- Written exercise -
Quote every line of the listing below word for word, without changing anything.

── Dataset excerpts

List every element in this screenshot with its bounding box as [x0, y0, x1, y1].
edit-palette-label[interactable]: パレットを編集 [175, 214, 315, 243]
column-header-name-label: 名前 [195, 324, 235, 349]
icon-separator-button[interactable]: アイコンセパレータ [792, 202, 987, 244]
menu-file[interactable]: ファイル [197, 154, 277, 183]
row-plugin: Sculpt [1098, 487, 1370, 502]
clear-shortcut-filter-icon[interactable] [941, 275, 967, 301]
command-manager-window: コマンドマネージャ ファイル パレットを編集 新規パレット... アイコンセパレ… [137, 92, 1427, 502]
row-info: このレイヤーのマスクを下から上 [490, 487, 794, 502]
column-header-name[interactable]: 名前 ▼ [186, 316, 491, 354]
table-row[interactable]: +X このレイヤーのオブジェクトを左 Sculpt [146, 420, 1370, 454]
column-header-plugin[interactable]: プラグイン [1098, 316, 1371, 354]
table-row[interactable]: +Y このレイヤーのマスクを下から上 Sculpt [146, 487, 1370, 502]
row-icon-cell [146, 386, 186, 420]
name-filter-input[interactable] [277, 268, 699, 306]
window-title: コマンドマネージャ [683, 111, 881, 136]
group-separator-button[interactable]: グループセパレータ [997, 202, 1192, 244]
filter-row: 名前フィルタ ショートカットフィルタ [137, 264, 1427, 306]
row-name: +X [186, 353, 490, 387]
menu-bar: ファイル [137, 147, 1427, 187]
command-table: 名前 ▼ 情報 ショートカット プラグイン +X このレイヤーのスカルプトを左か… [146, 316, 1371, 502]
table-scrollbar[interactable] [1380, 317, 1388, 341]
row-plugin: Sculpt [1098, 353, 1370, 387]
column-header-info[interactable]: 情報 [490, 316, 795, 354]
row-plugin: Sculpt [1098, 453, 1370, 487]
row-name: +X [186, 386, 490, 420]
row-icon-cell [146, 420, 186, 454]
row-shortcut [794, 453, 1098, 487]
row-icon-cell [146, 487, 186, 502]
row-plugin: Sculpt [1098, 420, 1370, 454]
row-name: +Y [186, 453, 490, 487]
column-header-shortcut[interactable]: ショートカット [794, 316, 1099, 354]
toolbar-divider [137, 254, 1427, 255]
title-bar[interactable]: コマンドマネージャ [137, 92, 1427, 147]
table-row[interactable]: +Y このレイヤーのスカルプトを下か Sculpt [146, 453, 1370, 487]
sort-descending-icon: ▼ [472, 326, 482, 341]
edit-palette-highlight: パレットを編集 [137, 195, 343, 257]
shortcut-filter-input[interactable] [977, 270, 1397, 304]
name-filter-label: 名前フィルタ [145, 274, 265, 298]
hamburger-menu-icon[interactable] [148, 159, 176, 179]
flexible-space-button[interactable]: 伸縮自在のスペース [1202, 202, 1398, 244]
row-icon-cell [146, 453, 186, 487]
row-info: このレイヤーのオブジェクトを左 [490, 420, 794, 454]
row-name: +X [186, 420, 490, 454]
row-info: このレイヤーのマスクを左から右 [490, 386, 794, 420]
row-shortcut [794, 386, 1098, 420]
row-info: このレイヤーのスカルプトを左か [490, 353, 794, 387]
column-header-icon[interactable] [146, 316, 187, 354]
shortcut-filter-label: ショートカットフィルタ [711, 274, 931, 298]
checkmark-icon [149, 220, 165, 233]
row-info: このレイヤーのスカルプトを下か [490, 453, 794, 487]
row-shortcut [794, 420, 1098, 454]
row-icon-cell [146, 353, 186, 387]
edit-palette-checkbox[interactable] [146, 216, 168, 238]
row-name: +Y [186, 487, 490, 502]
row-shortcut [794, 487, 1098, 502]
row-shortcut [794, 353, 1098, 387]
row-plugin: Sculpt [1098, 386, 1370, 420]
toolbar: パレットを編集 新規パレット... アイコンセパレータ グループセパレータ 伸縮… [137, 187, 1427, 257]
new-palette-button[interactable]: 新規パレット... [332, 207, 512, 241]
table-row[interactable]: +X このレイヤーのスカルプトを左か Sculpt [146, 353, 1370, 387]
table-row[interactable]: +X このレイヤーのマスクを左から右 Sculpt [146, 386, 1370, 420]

────

- Written solution -
List every element in this screenshot with its bounding box as [x0, y0, x1, y1].
edit-palette-label[interactable]: パレットを編集 [175, 214, 315, 243]
column-header-name-label: 名前 [195, 324, 235, 349]
icon-separator-button[interactable]: アイコンセパレータ [792, 202, 987, 244]
menu-file[interactable]: ファイル [197, 154, 277, 183]
row-plugin: Sculpt [1098, 487, 1370, 502]
clear-shortcut-filter-icon[interactable] [941, 275, 967, 301]
command-manager-window: コマンドマネージャ ファイル パレットを編集 新規パレット... アイコンセパレ… [137, 92, 1427, 502]
row-info: このレイヤーのマスクを下から上 [490, 487, 794, 502]
column-header-name[interactable]: 名前 ▼ [186, 316, 491, 354]
table-row[interactable]: +X このレイヤーのオブジェクトを左 Sculpt [146, 420, 1370, 454]
column-header-plugin[interactable]: プラグイン [1098, 316, 1371, 354]
table-row[interactable]: +Y このレイヤーのマスクを下から上 Sculpt [146, 487, 1370, 502]
row-icon-cell [146, 386, 186, 420]
name-filter-input[interactable] [277, 268, 699, 306]
window-title: コマンドマネージャ [683, 111, 881, 136]
group-separator-button[interactable]: グループセパレータ [997, 202, 1192, 244]
filter-row: 名前フィルタ ショートカットフィルタ [137, 264, 1427, 306]
row-name: +X [186, 353, 490, 387]
menu-bar: ファイル [137, 147, 1427, 187]
command-table: 名前 ▼ 情報 ショートカット プラグイン +X このレイヤーのスカルプトを左か… [146, 316, 1371, 502]
table-scrollbar[interactable] [1380, 317, 1388, 341]
row-plugin: Sculpt [1098, 353, 1370, 387]
column-header-info[interactable]: 情報 [490, 316, 795, 354]
row-plugin: Sculpt [1098, 453, 1370, 487]
row-name: +X [186, 386, 490, 420]
row-icon-cell [146, 420, 186, 454]
row-shortcut [794, 453, 1098, 487]
row-icon-cell [146, 487, 186, 502]
row-plugin: Sculpt [1098, 420, 1370, 454]
row-name: +Y [186, 453, 490, 487]
column-header-shortcut[interactable]: ショートカット [794, 316, 1099, 354]
toolbar-divider [137, 254, 1427, 255]
title-bar[interactable]: コマンドマネージャ [137, 92, 1427, 147]
table-row[interactable]: +Y このレイヤーのスカルプトを下か Sculpt [146, 453, 1370, 487]
sort-descending-icon: ▼ [472, 326, 482, 341]
edit-palette-highlight: パレットを編集 [137, 195, 343, 257]
shortcut-filter-input[interactable] [977, 270, 1397, 304]
name-filter-label: 名前フィルタ [145, 274, 265, 298]
hamburger-menu-icon[interactable] [148, 159, 176, 179]
flexible-space-button[interactable]: 伸縮自在のスペース [1202, 202, 1398, 244]
row-icon-cell [146, 453, 186, 487]
row-info: このレイヤーのオブジェクトを左 [490, 420, 794, 454]
row-name: +X [186, 420, 490, 454]
row-info: このレイヤーのマスクを左から右 [490, 386, 794, 420]
row-shortcut [794, 386, 1098, 420]
row-info: このレイヤーのスカルプトを左か [490, 353, 794, 387]
column-header-icon[interactable] [146, 316, 187, 354]
shortcut-filter-label: ショートカットフィルタ [711, 274, 931, 298]
checkmark-icon [149, 220, 165, 233]
row-info: このレイヤーのスカルプトを下か [490, 453, 794, 487]
row-shortcut [794, 420, 1098, 454]
row-icon-cell [146, 353, 186, 387]
edit-palette-checkbox[interactable] [146, 216, 168, 238]
row-name: +Y [186, 487, 490, 502]
row-shortcut [794, 487, 1098, 502]
row-shortcut [794, 353, 1098, 387]
row-plugin: Sculpt [1098, 386, 1370, 420]
toolbar: パレットを編集 新規パレット... アイコンセパレータ グループセパレータ 伸縮… [137, 187, 1427, 257]
new-palette-button[interactable]: 新規パレット... [332, 207, 512, 241]
table-row[interactable]: +X このレイヤーのスカルプトを左か Sculpt [146, 353, 1370, 387]
table-row[interactable]: +X このレイヤーのマスクを左から右 Sculpt [146, 386, 1370, 420]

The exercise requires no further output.